Short exercise: Go through the listing below and list every line with "text".

Given entries:
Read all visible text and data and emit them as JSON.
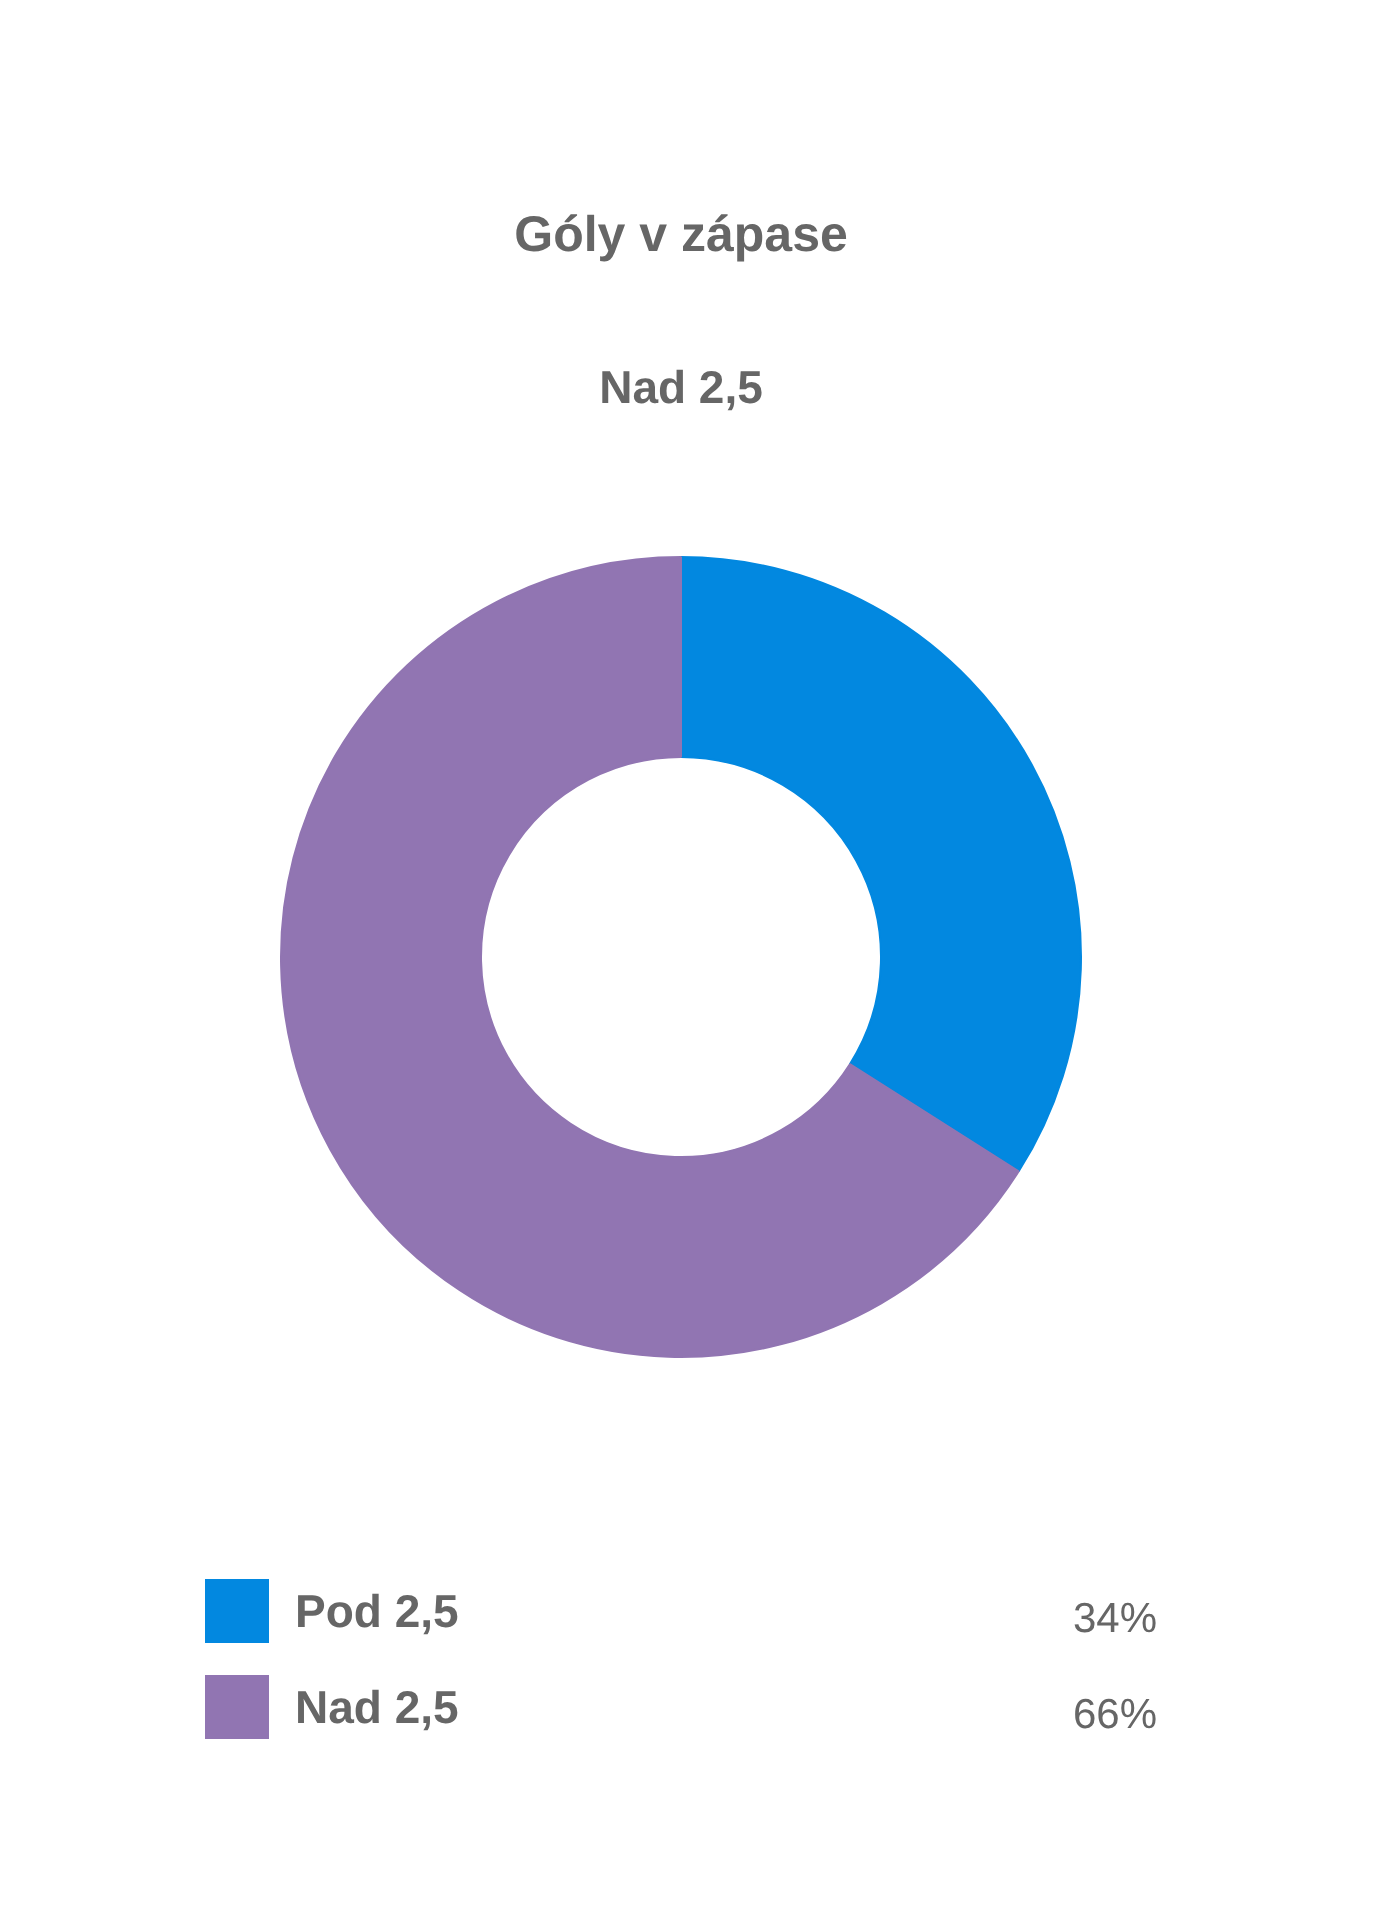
...
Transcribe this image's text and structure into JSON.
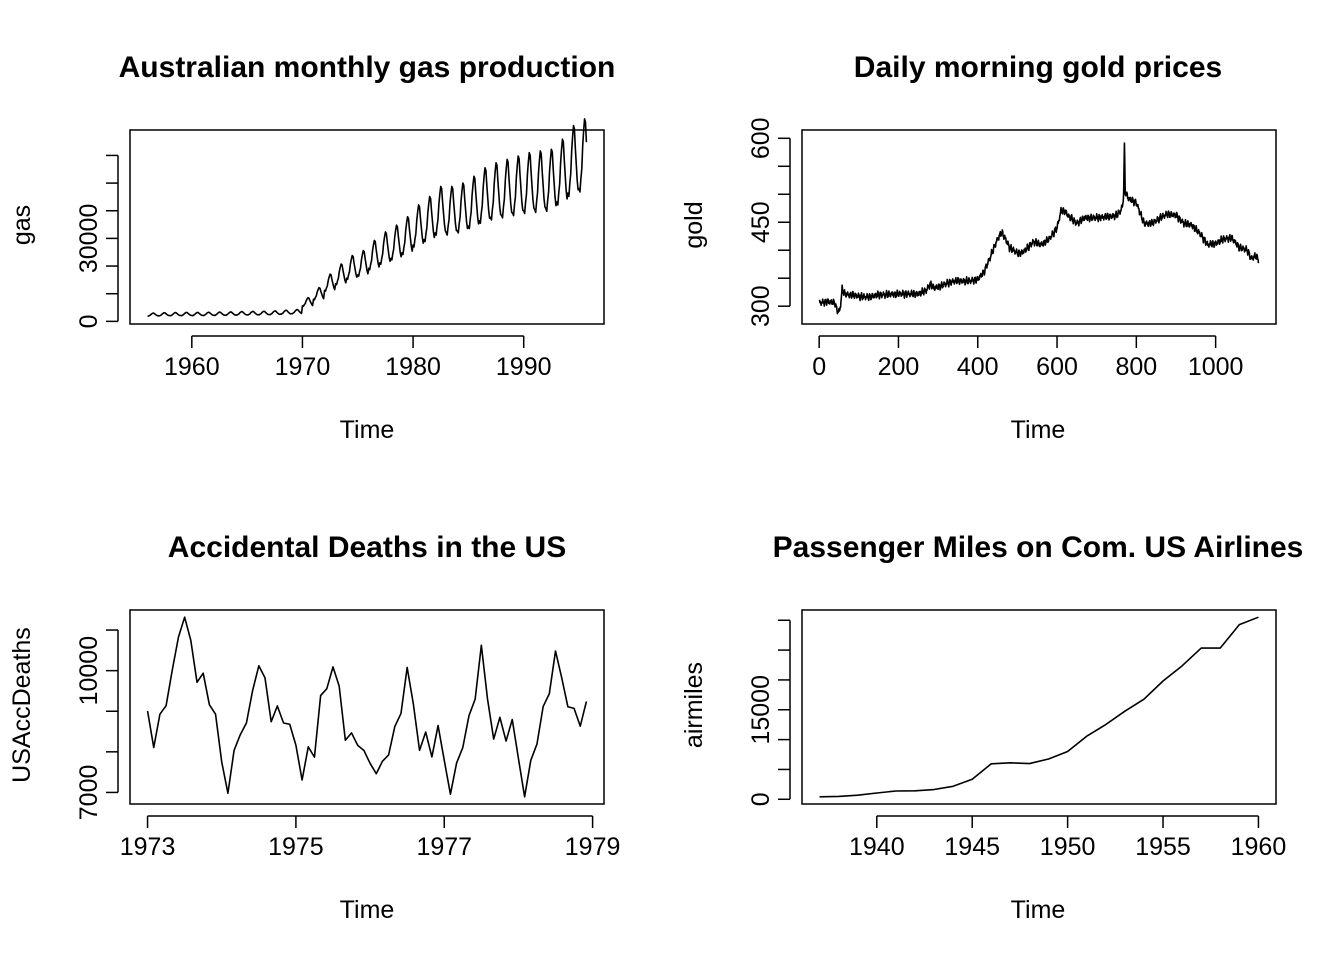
==
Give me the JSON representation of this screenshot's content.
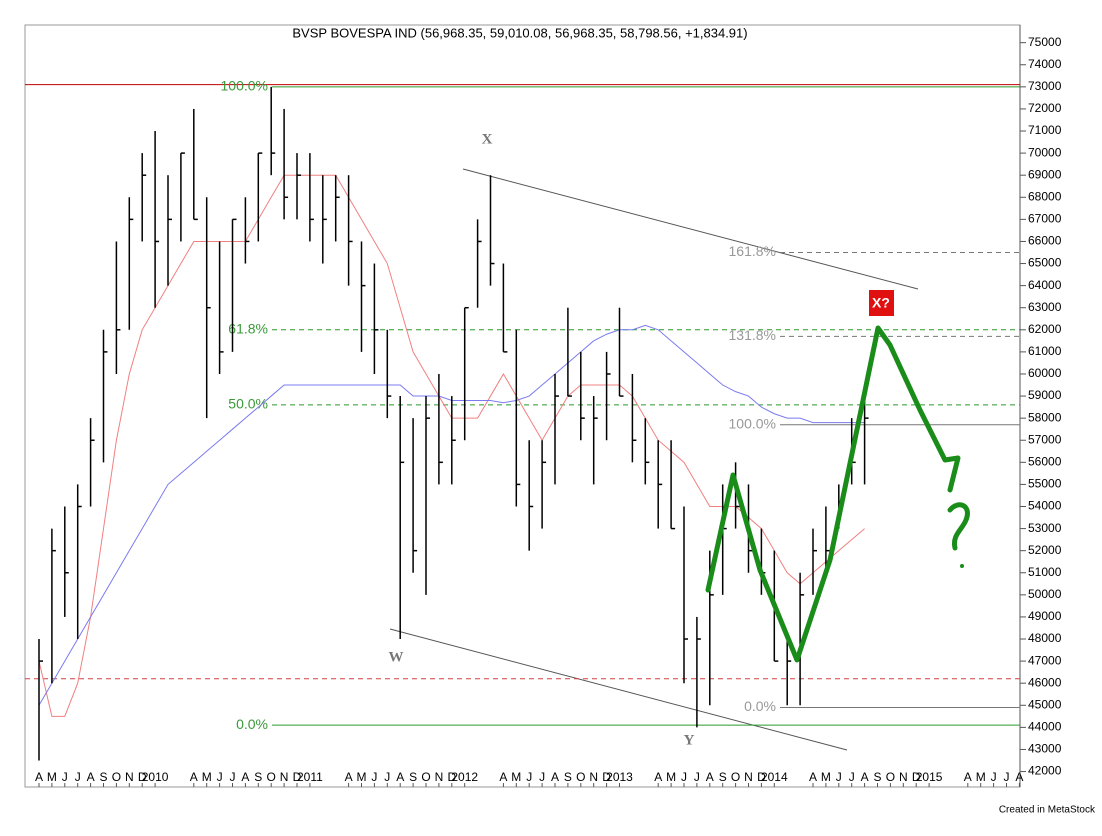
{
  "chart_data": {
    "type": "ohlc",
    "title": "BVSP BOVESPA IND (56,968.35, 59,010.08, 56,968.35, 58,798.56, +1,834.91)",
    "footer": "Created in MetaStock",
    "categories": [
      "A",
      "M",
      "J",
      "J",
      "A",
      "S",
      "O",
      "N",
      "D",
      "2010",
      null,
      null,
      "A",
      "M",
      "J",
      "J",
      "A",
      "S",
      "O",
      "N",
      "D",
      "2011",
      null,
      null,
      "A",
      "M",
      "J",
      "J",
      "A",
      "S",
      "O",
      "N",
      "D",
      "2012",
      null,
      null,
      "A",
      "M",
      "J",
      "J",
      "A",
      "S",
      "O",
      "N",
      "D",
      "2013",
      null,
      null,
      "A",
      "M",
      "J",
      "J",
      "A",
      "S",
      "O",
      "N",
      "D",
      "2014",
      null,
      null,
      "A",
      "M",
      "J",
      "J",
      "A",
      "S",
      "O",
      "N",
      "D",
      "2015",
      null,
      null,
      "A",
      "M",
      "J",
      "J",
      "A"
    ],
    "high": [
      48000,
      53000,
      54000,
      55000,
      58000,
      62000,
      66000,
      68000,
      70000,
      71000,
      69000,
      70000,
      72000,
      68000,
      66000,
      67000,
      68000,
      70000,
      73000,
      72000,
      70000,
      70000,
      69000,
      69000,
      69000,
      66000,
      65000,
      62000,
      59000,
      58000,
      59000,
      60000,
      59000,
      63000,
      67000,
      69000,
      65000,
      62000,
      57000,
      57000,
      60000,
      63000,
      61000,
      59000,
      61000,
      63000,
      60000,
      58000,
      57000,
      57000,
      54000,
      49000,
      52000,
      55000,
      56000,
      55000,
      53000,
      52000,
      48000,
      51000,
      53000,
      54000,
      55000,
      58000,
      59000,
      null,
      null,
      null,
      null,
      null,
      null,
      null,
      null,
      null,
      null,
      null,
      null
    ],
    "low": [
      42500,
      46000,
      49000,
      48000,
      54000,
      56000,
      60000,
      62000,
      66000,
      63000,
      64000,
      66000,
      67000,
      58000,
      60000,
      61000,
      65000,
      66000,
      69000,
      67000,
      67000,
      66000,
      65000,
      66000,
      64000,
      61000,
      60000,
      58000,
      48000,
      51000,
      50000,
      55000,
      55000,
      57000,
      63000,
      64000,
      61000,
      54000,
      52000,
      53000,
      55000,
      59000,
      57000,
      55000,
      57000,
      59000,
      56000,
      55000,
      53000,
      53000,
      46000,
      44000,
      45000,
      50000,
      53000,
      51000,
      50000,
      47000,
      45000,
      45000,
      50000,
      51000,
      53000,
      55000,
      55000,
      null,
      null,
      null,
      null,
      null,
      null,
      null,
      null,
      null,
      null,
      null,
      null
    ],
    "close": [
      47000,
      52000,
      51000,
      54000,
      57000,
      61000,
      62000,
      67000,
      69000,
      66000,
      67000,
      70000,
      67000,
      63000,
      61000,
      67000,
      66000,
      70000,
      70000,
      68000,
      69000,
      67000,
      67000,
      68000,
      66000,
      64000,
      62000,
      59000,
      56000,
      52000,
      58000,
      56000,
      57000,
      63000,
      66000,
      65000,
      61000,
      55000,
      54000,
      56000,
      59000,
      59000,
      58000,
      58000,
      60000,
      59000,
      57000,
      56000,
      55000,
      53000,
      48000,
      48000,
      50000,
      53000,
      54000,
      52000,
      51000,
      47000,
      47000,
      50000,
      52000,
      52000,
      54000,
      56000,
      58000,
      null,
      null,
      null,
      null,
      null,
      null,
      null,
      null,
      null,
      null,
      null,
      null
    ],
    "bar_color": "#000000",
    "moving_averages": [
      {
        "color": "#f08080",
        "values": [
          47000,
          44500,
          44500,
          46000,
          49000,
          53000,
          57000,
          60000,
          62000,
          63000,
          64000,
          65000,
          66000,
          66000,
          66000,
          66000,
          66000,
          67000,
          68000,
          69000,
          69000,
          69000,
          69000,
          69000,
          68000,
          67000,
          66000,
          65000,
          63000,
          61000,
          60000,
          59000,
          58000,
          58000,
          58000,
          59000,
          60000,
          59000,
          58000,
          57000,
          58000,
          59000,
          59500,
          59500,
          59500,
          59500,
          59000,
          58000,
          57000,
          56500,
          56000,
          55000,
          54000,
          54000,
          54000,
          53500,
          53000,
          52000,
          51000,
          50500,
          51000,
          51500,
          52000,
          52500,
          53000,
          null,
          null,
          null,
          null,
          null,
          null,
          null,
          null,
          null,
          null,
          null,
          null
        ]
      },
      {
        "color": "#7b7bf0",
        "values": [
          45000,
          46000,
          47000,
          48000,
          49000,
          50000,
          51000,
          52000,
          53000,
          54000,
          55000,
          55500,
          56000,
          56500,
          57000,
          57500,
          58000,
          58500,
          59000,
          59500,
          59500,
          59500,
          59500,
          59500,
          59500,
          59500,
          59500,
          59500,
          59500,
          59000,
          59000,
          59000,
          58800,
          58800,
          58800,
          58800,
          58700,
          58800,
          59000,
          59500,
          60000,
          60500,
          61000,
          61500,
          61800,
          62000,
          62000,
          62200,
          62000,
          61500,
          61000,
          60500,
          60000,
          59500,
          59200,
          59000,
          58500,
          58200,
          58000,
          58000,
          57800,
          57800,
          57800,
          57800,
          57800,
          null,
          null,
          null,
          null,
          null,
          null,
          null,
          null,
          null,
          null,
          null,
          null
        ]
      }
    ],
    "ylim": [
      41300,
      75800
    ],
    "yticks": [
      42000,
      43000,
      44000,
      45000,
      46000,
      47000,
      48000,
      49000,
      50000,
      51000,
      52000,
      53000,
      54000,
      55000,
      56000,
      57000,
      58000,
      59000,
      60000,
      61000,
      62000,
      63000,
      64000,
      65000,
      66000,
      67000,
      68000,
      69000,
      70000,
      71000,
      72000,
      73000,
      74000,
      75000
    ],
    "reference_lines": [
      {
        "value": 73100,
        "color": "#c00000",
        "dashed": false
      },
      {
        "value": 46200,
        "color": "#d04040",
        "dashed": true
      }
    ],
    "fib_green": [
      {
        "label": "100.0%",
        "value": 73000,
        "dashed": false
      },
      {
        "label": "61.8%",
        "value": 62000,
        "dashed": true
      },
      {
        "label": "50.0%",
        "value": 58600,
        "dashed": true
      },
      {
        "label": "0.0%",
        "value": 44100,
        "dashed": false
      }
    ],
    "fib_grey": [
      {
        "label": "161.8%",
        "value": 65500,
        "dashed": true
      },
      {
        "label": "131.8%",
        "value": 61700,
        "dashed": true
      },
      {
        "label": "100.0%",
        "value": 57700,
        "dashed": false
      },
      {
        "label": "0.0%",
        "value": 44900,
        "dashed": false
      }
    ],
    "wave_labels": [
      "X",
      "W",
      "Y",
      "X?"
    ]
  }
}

Exercise result:
Read all visible text and data and emit them as JSON.
Transcribe this image's text and structure into JSON.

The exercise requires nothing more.